Bounding box entries
▼

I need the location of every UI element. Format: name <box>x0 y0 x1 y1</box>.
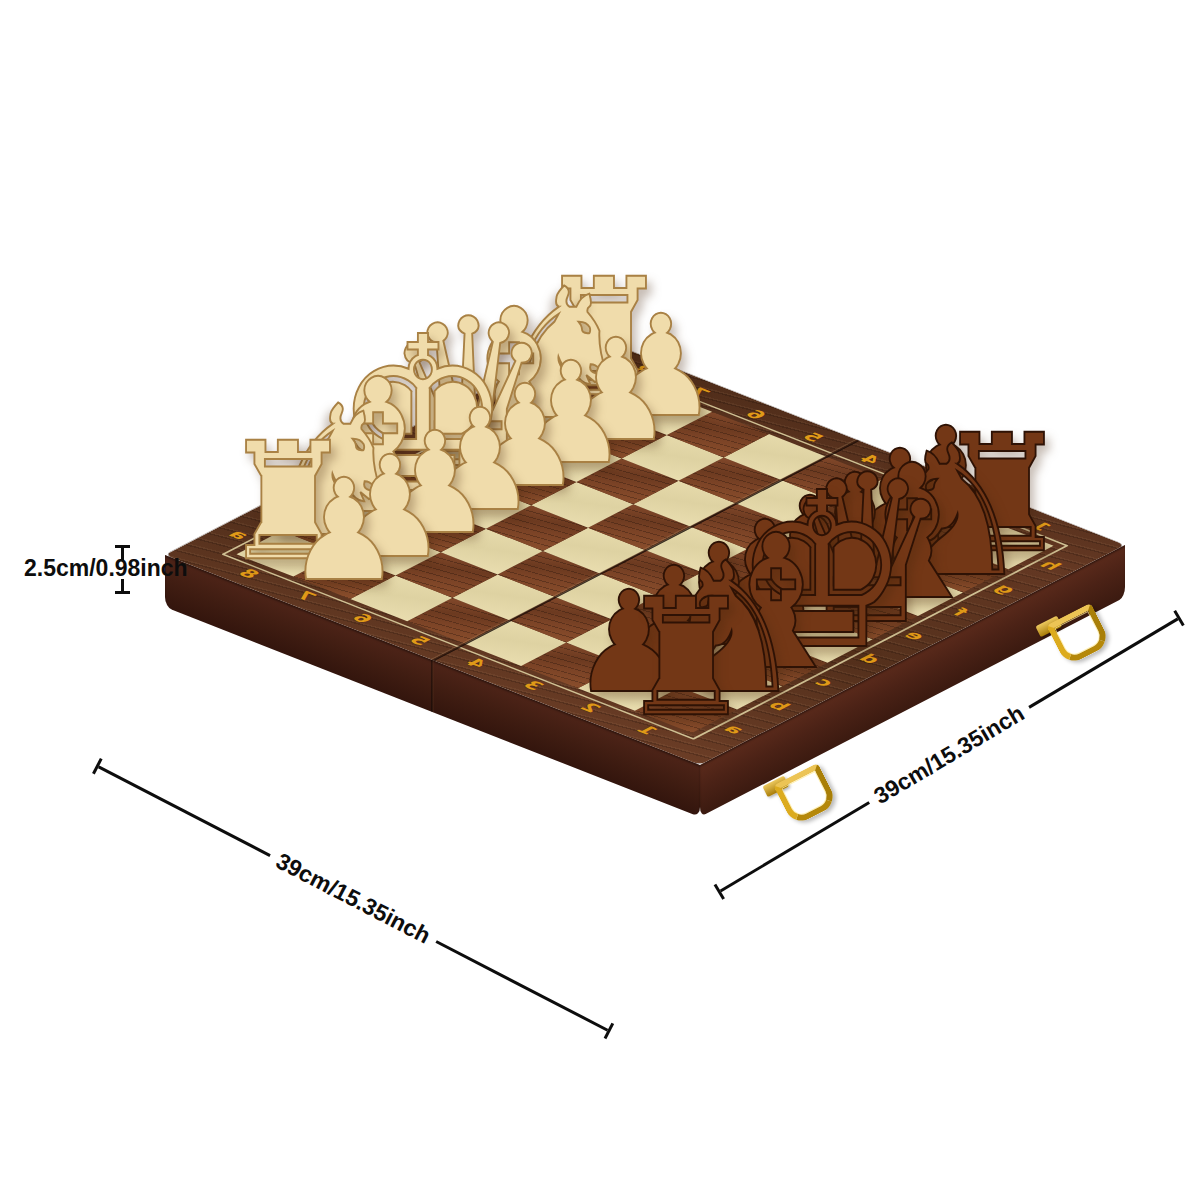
height-tick-top <box>115 545 130 560</box>
height-tick-bottom <box>115 579 130 594</box>
dimension-line-segment <box>435 940 608 1032</box>
product-photo-scene: aabbccddeeffgghh1122334455667788 ♜♞♝♚♛♝♞… <box>0 0 1200 1200</box>
piece-dark-rook-a1: ♜ <box>619 577 753 739</box>
dimension-width-left: 39cm/15.35inch <box>90 754 617 1044</box>
dimension-line-segment <box>98 766 271 858</box>
board-side-fold-seam <box>431 659 434 712</box>
dimension-width-left-label: 39cm/15.35inch <box>264 844 442 953</box>
dimension-height-label: 2.5cm/0.98inch <box>24 555 188 582</box>
piece-light-pawn-a7: ♟ <box>287 461 402 601</box>
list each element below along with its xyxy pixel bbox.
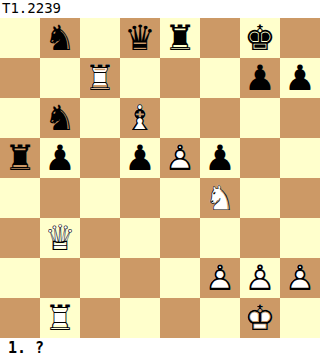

▲

The exercise: Copy out all the entries above with "element" swapped for "component" wherever it occurs and every other word left as it is. Leave out the pictures.

Solution below:
I need the location of every UI component. Format: name <box>x0 y0 x1 y1</box>.
height-tick-top <box>115 545 130 560</box>
height-tick-bottom <box>115 579 130 594</box>
dimension-line-segment <box>435 940 608 1032</box>
product-photo-scene: aabbccddeeffgghh1122334455667788 ♜♞♝♚♛♝♞… <box>0 0 1200 1200</box>
piece-dark-rook-a1: ♜ <box>619 577 753 739</box>
dimension-width-left: 39cm/15.35inch <box>90 754 617 1044</box>
dimension-line-segment <box>98 766 271 858</box>
board-side-fold-seam <box>431 659 434 712</box>
dimension-width-left-label: 39cm/15.35inch <box>264 844 442 953</box>
dimension-height-label: 2.5cm/0.98inch <box>24 555 188 582</box>
piece-light-pawn-a7: ♟ <box>287 461 402 601</box>
list each component below along with its xyxy pixel bbox.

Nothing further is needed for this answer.